** START OF Items **

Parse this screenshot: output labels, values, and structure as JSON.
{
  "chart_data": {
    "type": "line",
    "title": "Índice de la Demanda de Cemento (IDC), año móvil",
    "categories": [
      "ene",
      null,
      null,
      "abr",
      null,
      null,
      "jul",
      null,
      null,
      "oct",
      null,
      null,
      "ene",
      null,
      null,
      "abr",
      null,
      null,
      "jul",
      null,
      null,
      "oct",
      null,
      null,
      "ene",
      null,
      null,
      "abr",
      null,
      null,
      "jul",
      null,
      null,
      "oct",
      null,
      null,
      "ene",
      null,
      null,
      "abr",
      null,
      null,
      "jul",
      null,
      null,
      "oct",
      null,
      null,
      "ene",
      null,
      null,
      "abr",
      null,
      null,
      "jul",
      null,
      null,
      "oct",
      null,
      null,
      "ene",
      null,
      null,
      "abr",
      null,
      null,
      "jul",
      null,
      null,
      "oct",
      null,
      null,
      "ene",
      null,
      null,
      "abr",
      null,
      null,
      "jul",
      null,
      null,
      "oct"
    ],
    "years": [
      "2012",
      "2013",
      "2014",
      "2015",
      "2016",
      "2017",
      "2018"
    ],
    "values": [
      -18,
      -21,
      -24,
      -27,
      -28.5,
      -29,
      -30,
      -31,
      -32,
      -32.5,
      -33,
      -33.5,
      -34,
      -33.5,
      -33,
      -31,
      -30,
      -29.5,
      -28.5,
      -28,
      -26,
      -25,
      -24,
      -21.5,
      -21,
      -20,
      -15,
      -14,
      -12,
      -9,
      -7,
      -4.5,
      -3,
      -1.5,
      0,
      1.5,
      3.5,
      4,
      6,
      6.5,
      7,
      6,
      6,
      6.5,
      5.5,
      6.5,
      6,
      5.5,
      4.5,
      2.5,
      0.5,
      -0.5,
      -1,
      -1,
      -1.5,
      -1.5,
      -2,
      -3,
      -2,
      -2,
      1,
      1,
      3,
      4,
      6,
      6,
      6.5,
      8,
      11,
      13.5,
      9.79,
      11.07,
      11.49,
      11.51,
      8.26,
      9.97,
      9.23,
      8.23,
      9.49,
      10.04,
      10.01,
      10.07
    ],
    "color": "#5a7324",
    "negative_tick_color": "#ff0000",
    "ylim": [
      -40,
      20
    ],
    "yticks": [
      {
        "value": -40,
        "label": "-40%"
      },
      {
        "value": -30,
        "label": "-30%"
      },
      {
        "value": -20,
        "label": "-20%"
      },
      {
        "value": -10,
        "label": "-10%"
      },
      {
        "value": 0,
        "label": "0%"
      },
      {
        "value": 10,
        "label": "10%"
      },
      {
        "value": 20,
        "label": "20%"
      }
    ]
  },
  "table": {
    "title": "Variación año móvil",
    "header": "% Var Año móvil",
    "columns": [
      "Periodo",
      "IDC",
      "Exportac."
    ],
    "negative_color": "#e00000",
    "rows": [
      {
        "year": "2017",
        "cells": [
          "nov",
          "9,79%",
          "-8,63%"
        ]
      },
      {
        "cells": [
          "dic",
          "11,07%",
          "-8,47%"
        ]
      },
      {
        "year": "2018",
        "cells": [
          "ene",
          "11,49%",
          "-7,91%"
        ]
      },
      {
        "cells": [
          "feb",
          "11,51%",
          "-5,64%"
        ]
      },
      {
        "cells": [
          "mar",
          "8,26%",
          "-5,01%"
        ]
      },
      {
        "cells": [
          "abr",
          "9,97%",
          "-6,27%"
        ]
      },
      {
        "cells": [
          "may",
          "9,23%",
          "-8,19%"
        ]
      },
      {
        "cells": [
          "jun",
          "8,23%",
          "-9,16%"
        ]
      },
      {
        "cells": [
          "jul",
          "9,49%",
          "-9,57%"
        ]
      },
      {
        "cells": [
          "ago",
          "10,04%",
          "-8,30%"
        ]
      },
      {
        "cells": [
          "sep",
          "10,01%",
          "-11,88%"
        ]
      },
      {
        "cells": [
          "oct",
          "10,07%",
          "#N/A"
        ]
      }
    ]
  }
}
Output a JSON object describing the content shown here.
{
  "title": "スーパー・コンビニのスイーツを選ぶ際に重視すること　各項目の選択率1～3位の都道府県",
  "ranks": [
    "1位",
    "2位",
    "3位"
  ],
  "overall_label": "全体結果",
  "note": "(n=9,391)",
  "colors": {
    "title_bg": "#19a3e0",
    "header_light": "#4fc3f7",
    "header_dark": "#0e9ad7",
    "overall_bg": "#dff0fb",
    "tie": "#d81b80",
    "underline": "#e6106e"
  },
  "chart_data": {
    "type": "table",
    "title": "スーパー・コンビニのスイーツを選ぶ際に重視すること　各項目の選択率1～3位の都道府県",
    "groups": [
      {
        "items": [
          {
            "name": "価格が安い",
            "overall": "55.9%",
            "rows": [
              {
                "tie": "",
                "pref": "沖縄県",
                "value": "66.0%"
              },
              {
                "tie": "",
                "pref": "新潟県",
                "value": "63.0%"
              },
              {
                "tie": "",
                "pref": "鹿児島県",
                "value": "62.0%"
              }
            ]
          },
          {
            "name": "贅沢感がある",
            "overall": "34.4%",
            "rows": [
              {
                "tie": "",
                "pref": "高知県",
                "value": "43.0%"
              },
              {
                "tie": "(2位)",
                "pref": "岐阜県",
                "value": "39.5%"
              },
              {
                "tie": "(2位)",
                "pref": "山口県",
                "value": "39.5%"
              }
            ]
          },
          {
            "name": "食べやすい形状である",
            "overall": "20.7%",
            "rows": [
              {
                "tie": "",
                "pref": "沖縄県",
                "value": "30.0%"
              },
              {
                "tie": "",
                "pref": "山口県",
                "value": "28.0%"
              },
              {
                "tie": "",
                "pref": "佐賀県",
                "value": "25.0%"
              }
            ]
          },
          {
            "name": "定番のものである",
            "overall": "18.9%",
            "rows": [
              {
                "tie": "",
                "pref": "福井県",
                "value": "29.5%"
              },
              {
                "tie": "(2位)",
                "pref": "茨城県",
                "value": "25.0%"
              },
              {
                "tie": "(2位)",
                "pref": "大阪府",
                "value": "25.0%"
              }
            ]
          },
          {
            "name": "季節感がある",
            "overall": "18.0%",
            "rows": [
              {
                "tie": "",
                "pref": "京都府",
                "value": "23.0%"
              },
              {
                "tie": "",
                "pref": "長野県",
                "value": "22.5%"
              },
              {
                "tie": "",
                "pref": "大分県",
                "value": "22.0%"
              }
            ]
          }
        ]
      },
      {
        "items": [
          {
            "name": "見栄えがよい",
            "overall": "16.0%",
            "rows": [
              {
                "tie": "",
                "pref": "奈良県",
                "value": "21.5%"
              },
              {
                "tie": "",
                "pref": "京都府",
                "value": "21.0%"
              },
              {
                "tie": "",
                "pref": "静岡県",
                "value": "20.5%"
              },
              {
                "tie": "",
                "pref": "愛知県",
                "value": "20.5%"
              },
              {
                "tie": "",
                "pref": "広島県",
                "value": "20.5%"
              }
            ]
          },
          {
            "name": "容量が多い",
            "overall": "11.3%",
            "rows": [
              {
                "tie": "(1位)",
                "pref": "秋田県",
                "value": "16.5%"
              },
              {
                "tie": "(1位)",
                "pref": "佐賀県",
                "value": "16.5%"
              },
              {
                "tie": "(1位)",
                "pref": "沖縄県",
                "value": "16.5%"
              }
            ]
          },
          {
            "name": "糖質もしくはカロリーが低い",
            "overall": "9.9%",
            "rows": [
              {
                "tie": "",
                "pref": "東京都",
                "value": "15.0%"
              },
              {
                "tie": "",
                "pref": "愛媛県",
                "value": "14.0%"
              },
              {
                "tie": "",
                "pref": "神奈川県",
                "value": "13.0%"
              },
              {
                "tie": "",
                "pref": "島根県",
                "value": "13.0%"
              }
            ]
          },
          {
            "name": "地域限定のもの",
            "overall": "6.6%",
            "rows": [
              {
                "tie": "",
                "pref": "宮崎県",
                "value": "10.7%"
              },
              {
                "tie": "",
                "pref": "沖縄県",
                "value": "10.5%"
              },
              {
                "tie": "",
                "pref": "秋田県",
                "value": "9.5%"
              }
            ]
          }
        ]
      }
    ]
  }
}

** END OF Items **

| Problem description |
Gather from the data above every line with the string "name".

| Exercise response |
            "name": "価格が安い",
            "name": "贅沢感がある",
            "name": "食べやすい形状である",
            "name": "定番のものである",
            "name": "季節感がある",
            "name": "見栄えがよい",
            "name": "容量が多い",
            "name": "糖質もしくはカロリーが低い",
            "name": "地域限定のもの",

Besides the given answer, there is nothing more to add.